▶ **Objective**
Each record needs to be echoed exactly; can you do that?

▶ **Dataset excerpts**
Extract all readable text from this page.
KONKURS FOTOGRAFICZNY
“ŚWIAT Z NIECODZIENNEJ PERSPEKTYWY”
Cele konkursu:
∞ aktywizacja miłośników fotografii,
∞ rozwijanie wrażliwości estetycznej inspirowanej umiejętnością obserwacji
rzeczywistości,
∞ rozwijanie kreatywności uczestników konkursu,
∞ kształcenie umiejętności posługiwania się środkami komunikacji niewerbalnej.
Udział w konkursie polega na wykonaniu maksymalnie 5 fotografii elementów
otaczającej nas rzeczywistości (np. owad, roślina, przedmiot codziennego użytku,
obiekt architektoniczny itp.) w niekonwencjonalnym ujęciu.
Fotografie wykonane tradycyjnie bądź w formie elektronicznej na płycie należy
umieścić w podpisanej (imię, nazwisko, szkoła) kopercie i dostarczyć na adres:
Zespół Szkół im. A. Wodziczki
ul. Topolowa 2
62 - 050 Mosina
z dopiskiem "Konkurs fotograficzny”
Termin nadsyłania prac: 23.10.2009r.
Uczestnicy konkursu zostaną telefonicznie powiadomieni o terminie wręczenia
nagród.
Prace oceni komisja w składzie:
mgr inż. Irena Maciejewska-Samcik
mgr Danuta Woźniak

▶ **Reply**
Extract all readable text from this page.
KONKURS FOTOGRAFICZNY
“ŚWIAT Z NIECODZIENNEJ PERSPEKTYWY”
Cele konkursu:
∞ aktywizacja miłośników fotografii,
∞ rozwijanie wrażliwości estetycznej inspirowanej umiejętnością obserwacji
rzeczywistości,
∞ rozwijanie kreatywności uczestników konkursu,
∞ kształcenie umiejętności posługiwania się środkami komunikacji niewerbalnej.
Udział w konkursie polega na wykonaniu maksymalnie 5 fotografii elementów
otaczającej nas rzeczywistości (np. owad, roślina, przedmiot codziennego użytku,
obiekt architektoniczny itp.) w niekonwencjonalnym ujęciu.
Fotografie wykonane tradycyjnie bądź w formie elektronicznej na płycie należy
umieścić w podpisanej (imię, nazwisko, szkoła) kopercie i dostarczyć na adres:
Zespół Szkół im. A. Wodziczki
ul. Topolowa 2
62 - 050 Mosina
z dopiskiem "Konkurs fotograficzny”
Termin nadsyłania prac: 23.10.2009r.
Uczestnicy konkursu zostaną telefonicznie powiadomieni o terminie wręczenia
nagród.
Prace oceni komisja w składzie:
mgr inż. Irena Maciejewska-Samcik
mgr Danuta Woźniak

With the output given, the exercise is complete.